> Provided information

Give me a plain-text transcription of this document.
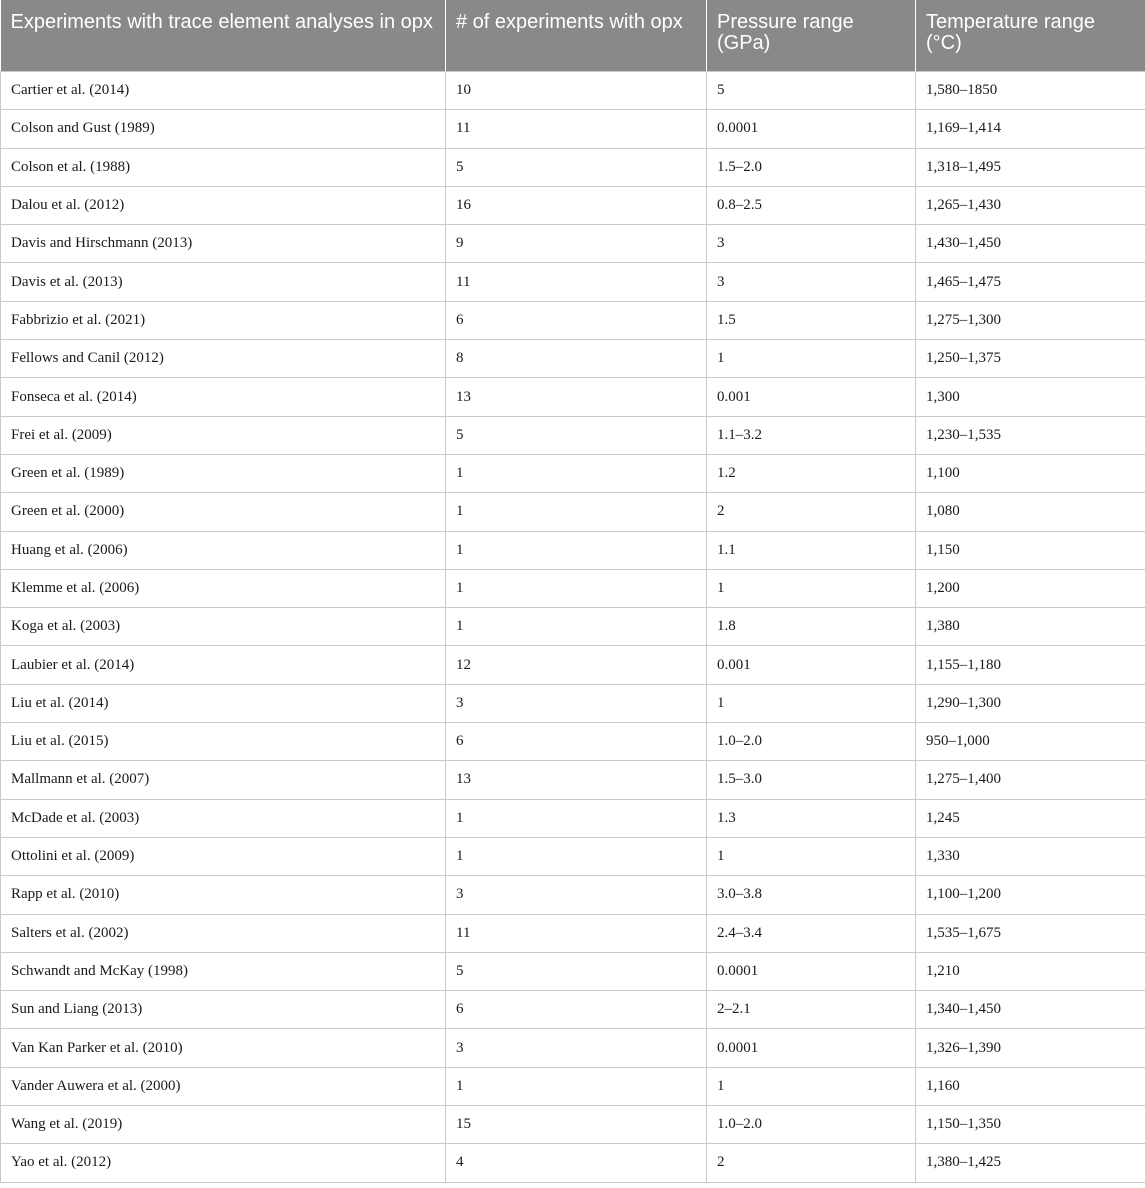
Experiments with trace element analyses in opx	# of experiments with opx	Pressure range (GPa)	Temperature range (°C)
Cartier et al. (2014)	10	5	1,580–1850
Colson and Gust (1989)	11	0.0001	1,169–1,414
Colson et al. (1988)	5	1.5–2.0	1,318–1,495
Dalou et al. (2012)	16	0.8–2.5	1,265–1,430
Davis and Hirschmann (2013)	9	3	1,430–1,450
Davis et al. (2013)	11	3	1,465–1,475
Fabbrizio et al. (2021)	6	1.5	1,275–1,300
Fellows and Canil (2012)	8	1	1,250–1,375
Fonseca et al. (2014)	13	0.001	1,300
Frei et al. (2009)	5	1.1–3.2	1,230–1,535
Green et al. (1989)	1	1.2	1,100
Green et al. (2000)	1	2	1,080
Huang et al. (2006)	1	1.1	1,150
Klemme et al. (2006)	1	1	1,200
Koga et al. (2003)	1	1.8	1,380
Laubier et al. (2014)	12	0.001	1,155–1,180
Liu et al. (2014)	3	1	1,290–1,300
Liu et al. (2015)	6	1.0–2.0	950–1,000
Mallmann et al. (2007)	13	1.5–3.0	1,275–1,400
McDade et al. (2003)	1	1.3	1,245
Ottolini et al. (2009)	1	1	1,330
Rapp et al. (2010)	3	3.0–3.8	1,100–1,200
Salters et al. (2002)	11	2.4–3.4	1,535–1,675
Schwandt and McKay (1998)	5	0.0001	1,210
Sun and Liang (2013)	6	2–2.1	1,340–1,450
Van Kan Parker et al. (2010)	3	0.0001	1,326–1,390
Vander Auwera et al. (2000)	1	1	1,160
Wang et al. (2019)	15	1.0–2.0	1,150–1,350
Yao et al. (2012)	4	2	1,380–1,425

> Written instruction
Leave out the pictures and repeat everything else in the records exactly.

> Result of this task
Give me a plain-text transcription of this document.
Experiments with trace element analyses in opx	# of experiments with opx	Pressure range (GPa)	Temperature range (°C)
Cartier et al. (2014)	10	5	1,580–1850
Colson and Gust (1989)	11	0.0001	1,169–1,414
Colson et al. (1988)	5	1.5–2.0	1,318–1,495
Dalou et al. (2012)	16	0.8–2.5	1,265–1,430
Davis and Hirschmann (2013)	9	3	1,430–1,450
Davis et al. (2013)	11	3	1,465–1,475
Fabbrizio et al. (2021)	6	1.5	1,275–1,300
Fellows and Canil (2012)	8	1	1,250–1,375
Fonseca et al. (2014)	13	0.001	1,300
Frei et al. (2009)	5	1.1–3.2	1,230–1,535
Green et al. (1989)	1	1.2	1,100
Green et al. (2000)	1	2	1,080
Huang et al. (2006)	1	1.1	1,150
Klemme et al. (2006)	1	1	1,200
Koga et al. (2003)	1	1.8	1,380
Laubier et al. (2014)	12	0.001	1,155–1,180
Liu et al. (2014)	3	1	1,290–1,300
Liu et al. (2015)	6	1.0–2.0	950–1,000
Mallmann et al. (2007)	13	1.5–3.0	1,275–1,400
McDade et al. (2003)	1	1.3	1,245
Ottolini et al. (2009)	1	1	1,330
Rapp et al. (2010)	3	3.0–3.8	1,100–1,200
Salters et al. (2002)	11	2.4–3.4	1,535–1,675
Schwandt and McKay (1998)	5	0.0001	1,210
Sun and Liang (2013)	6	2–2.1	1,340–1,450
Van Kan Parker et al. (2010)	3	0.0001	1,326–1,390
Vander Auwera et al. (2000)	1	1	1,160
Wang et al. (2019)	15	1.0–2.0	1,150–1,350
Yao et al. (2012)	4	2	1,380–1,425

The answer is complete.